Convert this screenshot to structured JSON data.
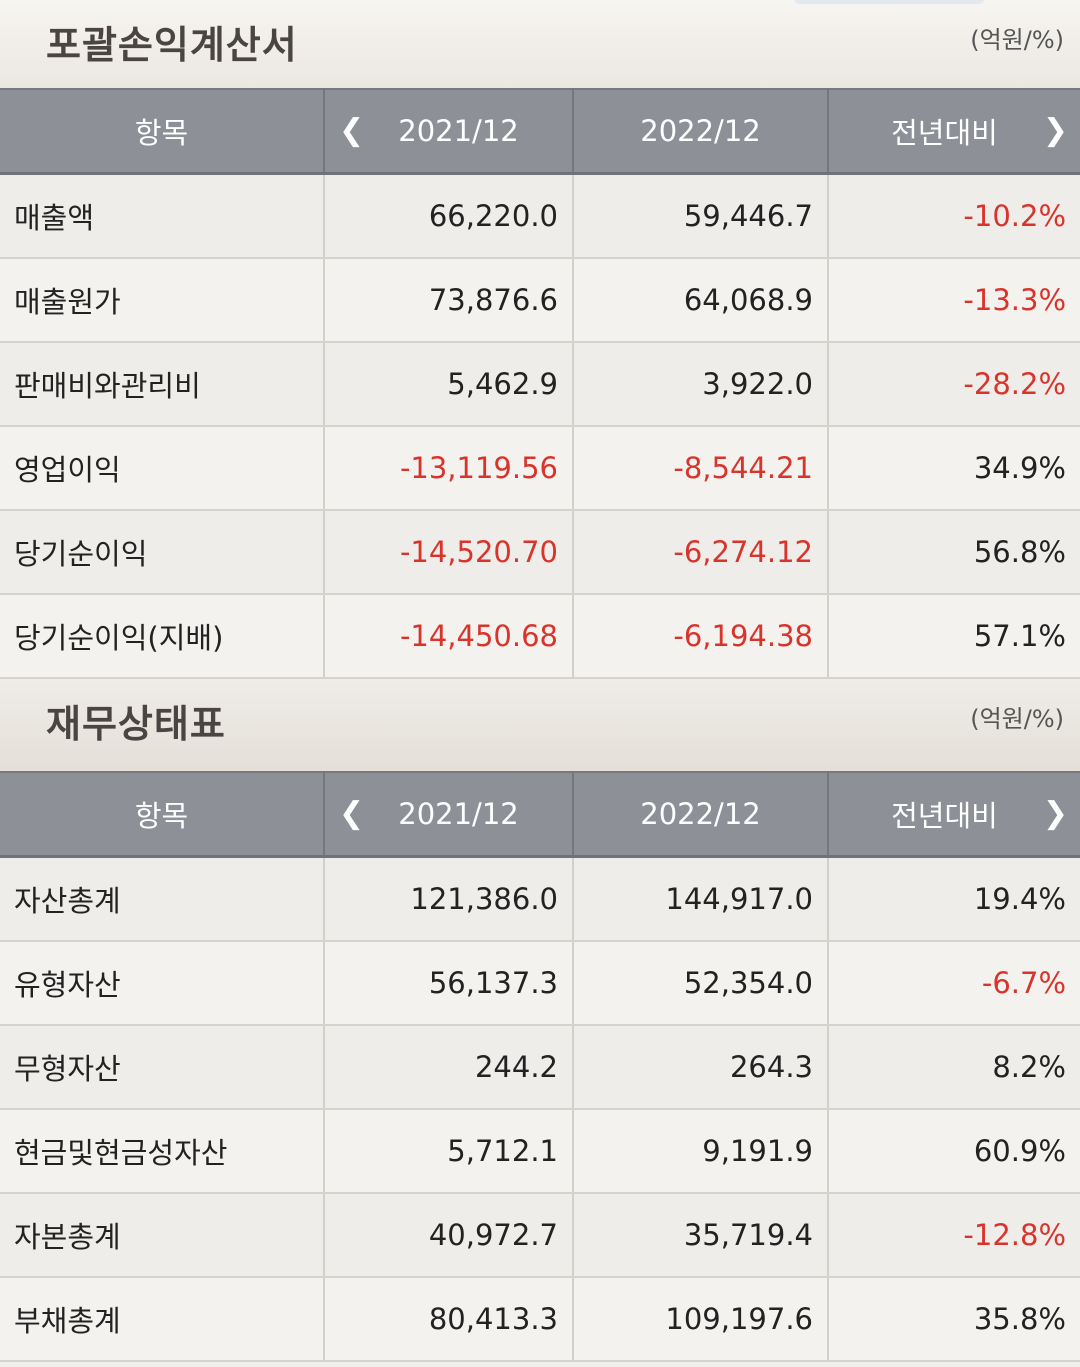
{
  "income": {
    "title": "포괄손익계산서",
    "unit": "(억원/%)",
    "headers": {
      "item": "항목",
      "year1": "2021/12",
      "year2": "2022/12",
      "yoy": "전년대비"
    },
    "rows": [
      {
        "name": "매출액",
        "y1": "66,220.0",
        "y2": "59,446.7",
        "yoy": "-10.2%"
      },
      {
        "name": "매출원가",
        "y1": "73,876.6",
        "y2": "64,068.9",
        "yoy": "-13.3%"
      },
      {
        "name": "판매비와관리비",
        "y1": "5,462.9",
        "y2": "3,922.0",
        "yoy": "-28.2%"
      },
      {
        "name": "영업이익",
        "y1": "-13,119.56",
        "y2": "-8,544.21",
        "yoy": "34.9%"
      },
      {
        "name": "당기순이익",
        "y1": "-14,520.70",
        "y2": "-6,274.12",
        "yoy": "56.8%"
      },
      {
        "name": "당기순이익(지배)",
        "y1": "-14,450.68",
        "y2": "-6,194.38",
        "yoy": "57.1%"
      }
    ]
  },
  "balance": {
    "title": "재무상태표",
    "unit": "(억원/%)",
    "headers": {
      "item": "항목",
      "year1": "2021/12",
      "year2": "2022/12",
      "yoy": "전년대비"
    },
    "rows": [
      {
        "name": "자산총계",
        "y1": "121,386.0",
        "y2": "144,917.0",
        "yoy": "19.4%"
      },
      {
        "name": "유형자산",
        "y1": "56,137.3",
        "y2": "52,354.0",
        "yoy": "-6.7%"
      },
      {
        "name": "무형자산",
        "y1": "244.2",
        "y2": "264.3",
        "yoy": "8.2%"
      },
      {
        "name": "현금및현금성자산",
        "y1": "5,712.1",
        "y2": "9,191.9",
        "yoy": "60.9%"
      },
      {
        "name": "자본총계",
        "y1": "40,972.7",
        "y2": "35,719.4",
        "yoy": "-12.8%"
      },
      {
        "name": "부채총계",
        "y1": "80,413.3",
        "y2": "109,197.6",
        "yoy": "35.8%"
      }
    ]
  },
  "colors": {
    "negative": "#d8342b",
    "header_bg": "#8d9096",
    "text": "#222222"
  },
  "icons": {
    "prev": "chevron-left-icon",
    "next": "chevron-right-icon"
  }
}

### [INSTRUCTION]
Pictures in the data above should not be copied; transcribe everything else exactly.

### [RESPONSE]
Convert this screenshot to structured JSON data.
{
  "income": {
    "title": "포괄손익계산서",
    "unit": "(억원/%)",
    "headers": {
      "item": "항목",
      "year1": "2021/12",
      "year2": "2022/12",
      "yoy": "전년대비"
    },
    "rows": [
      {
        "name": "매출액",
        "y1": "66,220.0",
        "y2": "59,446.7",
        "yoy": "-10.2%"
      },
      {
        "name": "매출원가",
        "y1": "73,876.6",
        "y2": "64,068.9",
        "yoy": "-13.3%"
      },
      {
        "name": "판매비와관리비",
        "y1": "5,462.9",
        "y2": "3,922.0",
        "yoy": "-28.2%"
      },
      {
        "name": "영업이익",
        "y1": "-13,119.56",
        "y2": "-8,544.21",
        "yoy": "34.9%"
      },
      {
        "name": "당기순이익",
        "y1": "-14,520.70",
        "y2": "-6,274.12",
        "yoy": "56.8%"
      },
      {
        "name": "당기순이익(지배)",
        "y1": "-14,450.68",
        "y2": "-6,194.38",
        "yoy": "57.1%"
      }
    ]
  },
  "balance": {
    "title": "재무상태표",
    "unit": "(억원/%)",
    "headers": {
      "item": "항목",
      "year1": "2021/12",
      "year2": "2022/12",
      "yoy": "전년대비"
    },
    "rows": [
      {
        "name": "자산총계",
        "y1": "121,386.0",
        "y2": "144,917.0",
        "yoy": "19.4%"
      },
      {
        "name": "유형자산",
        "y1": "56,137.3",
        "y2": "52,354.0",
        "yoy": "-6.7%"
      },
      {
        "name": "무형자산",
        "y1": "244.2",
        "y2": "264.3",
        "yoy": "8.2%"
      },
      {
        "name": "현금및현금성자산",
        "y1": "5,712.1",
        "y2": "9,191.9",
        "yoy": "60.9%"
      },
      {
        "name": "자본총계",
        "y1": "40,972.7",
        "y2": "35,719.4",
        "yoy": "-12.8%"
      },
      {
        "name": "부채총계",
        "y1": "80,413.3",
        "y2": "109,197.6",
        "yoy": "35.8%"
      }
    ]
  },
  "colors": {
    "negative": "#d8342b",
    "header_bg": "#8d9096",
    "text": "#222222"
  },
  "icons": {
    "prev": "chevron-left-icon",
    "next": "chevron-right-icon"
  }
}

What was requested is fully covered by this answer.